In full and without alteration, give the listing again.

· · · · ·

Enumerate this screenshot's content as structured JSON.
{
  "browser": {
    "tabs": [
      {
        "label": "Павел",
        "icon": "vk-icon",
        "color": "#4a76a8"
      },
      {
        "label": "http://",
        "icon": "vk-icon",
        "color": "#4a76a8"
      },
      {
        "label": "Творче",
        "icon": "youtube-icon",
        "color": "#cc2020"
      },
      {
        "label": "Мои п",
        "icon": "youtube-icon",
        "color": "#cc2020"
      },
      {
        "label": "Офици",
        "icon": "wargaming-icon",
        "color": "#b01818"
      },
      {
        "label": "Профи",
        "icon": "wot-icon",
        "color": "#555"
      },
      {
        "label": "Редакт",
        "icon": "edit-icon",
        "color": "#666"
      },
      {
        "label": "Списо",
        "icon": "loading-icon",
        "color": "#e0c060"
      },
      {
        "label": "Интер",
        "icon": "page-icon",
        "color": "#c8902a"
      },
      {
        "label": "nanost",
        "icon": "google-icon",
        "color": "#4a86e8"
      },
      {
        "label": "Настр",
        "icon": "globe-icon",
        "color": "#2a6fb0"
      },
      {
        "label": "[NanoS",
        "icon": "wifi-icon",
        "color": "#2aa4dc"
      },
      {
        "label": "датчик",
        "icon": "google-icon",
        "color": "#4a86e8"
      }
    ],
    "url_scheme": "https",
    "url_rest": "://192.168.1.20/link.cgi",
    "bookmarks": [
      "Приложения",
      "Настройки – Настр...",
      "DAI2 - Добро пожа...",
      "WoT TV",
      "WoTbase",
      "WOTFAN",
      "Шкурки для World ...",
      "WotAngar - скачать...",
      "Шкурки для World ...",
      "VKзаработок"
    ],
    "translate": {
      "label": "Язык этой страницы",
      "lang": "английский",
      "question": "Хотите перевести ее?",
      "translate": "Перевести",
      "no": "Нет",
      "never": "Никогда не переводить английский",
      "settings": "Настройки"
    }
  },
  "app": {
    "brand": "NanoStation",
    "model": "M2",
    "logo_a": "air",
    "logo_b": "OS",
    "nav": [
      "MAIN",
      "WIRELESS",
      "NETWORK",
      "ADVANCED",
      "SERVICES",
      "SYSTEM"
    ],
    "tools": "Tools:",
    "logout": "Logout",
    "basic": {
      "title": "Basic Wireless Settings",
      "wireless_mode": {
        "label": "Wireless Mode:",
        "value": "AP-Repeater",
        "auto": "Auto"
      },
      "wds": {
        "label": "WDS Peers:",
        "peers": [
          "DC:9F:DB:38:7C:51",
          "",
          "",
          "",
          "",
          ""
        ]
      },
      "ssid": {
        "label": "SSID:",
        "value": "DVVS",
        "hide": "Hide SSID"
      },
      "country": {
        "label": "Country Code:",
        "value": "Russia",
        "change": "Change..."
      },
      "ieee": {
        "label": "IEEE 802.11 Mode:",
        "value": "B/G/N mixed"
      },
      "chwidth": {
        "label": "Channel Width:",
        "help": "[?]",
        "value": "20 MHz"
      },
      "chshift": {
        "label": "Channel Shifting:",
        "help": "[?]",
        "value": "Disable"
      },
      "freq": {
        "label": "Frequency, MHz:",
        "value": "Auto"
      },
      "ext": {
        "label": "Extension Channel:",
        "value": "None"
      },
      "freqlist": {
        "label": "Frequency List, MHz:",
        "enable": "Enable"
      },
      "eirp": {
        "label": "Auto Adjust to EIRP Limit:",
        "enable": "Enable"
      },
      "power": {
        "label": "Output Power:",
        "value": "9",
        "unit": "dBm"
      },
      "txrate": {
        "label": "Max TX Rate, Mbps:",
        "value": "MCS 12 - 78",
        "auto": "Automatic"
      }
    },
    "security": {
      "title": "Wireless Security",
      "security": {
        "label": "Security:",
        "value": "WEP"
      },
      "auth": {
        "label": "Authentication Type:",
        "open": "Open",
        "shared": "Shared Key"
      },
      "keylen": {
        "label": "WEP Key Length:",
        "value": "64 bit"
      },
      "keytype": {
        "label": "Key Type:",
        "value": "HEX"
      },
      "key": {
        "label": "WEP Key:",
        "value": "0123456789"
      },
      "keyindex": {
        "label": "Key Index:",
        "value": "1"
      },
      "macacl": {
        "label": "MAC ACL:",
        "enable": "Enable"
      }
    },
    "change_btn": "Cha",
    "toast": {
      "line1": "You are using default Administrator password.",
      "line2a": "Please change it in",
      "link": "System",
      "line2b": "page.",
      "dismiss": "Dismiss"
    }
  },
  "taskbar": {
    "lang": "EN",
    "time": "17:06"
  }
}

· · · · ·

■ **Answer to the problem**
Enumerate this screenshot's content as structured JSON.
{
  "browser": {
    "tabs": [
      {
        "label": "Павел",
        "icon": "vk-icon",
        "color": "#4a76a8"
      },
      {
        "label": "http://",
        "icon": "vk-icon",
        "color": "#4a76a8"
      },
      {
        "label": "Творче",
        "icon": "youtube-icon",
        "color": "#cc2020"
      },
      {
        "label": "Мои п",
        "icon": "youtube-icon",
        "color": "#cc2020"
      },
      {
        "label": "Офици",
        "icon": "wargaming-icon",
        "color": "#b01818"
      },
      {
        "label": "Профи",
        "icon": "wot-icon",
        "color": "#555"
      },
      {
        "label": "Редакт",
        "icon": "edit-icon",
        "color": "#666"
      },
      {
        "label": "Списо",
        "icon": "loading-icon",
        "color": "#e0c060"
      },
      {
        "label": "Интер",
        "icon": "page-icon",
        "color": "#c8902a"
      },
      {
        "label": "nanost",
        "icon": "google-icon",
        "color": "#4a86e8"
      },
      {
        "label": "Настр",
        "icon": "globe-icon",
        "color": "#2a6fb0"
      },
      {
        "label": "[NanoS",
        "icon": "wifi-icon",
        "color": "#2aa4dc"
      },
      {
        "label": "датчик",
        "icon": "google-icon",
        "color": "#4a86e8"
      }
    ],
    "url_scheme": "https",
    "url_rest": "://192.168.1.20/link.cgi",
    "bookmarks": [
      "Приложения",
      "Настройки – Настр...",
      "DAI2 - Добро пожа...",
      "WoT TV",
      "WoTbase",
      "WOTFAN",
      "Шкурки для World ...",
      "WotAngar - скачать...",
      "Шкурки для World ...",
      "VKзаработок"
    ],
    "translate": {
      "label": "Язык этой страницы",
      "lang": "английский",
      "question": "Хотите перевести ее?",
      "translate": "Перевести",
      "no": "Нет",
      "never": "Никогда не переводить английский",
      "settings": "Настройки"
    }
  },
  "app": {
    "brand": "NanoStation",
    "model": "M2",
    "logo_a": "air",
    "logo_b": "OS",
    "nav": [
      "MAIN",
      "WIRELESS",
      "NETWORK",
      "ADVANCED",
      "SERVICES",
      "SYSTEM"
    ],
    "tools": "Tools:",
    "logout": "Logout",
    "basic": {
      "title": "Basic Wireless Settings",
      "wireless_mode": {
        "label": "Wireless Mode:",
        "value": "AP-Repeater",
        "auto": "Auto"
      },
      "wds": {
        "label": "WDS Peers:",
        "peers": [
          "DC:9F:DB:38:7C:51",
          "",
          "",
          "",
          "",
          ""
        ]
      },
      "ssid": {
        "label": "SSID:",
        "value": "DVVS",
        "hide": "Hide SSID"
      },
      "country": {
        "label": "Country Code:",
        "value": "Russia",
        "change": "Change..."
      },
      "ieee": {
        "label": "IEEE 802.11 Mode:",
        "value": "B/G/N mixed"
      },
      "chwidth": {
        "label": "Channel Width:",
        "help": "[?]",
        "value": "20 MHz"
      },
      "chshift": {
        "label": "Channel Shifting:",
        "help": "[?]",
        "value": "Disable"
      },
      "freq": {
        "label": "Frequency, MHz:",
        "value": "Auto"
      },
      "ext": {
        "label": "Extension Channel:",
        "value": "None"
      },
      "freqlist": {
        "label": "Frequency List, MHz:",
        "enable": "Enable"
      },
      "eirp": {
        "label": "Auto Adjust to EIRP Limit:",
        "enable": "Enable"
      },
      "power": {
        "label": "Output Power:",
        "value": "9",
        "unit": "dBm"
      },
      "txrate": {
        "label": "Max TX Rate, Mbps:",
        "value": "MCS 12 - 78",
        "auto": "Automatic"
      }
    },
    "security": {
      "title": "Wireless Security",
      "security": {
        "label": "Security:",
        "value": "WEP"
      },
      "auth": {
        "label": "Authentication Type:",
        "open": "Open",
        "shared": "Shared Key"
      },
      "keylen": {
        "label": "WEP Key Length:",
        "value": "64 bit"
      },
      "keytype": {
        "label": "Key Type:",
        "value": "HEX"
      },
      "key": {
        "label": "WEP Key:",
        "value": "0123456789"
      },
      "keyindex": {
        "label": "Key Index:",
        "value": "1"
      },
      "macacl": {
        "label": "MAC ACL:",
        "enable": "Enable"
      }
    },
    "change_btn": "Cha",
    "toast": {
      "line1": "You are using default Administrator password.",
      "line2a": "Please change it in",
      "link": "System",
      "line2b": "page.",
      "dismiss": "Dismiss"
    }
  },
  "taskbar": {
    "lang": "EN",
    "time": "17:06"
  }
}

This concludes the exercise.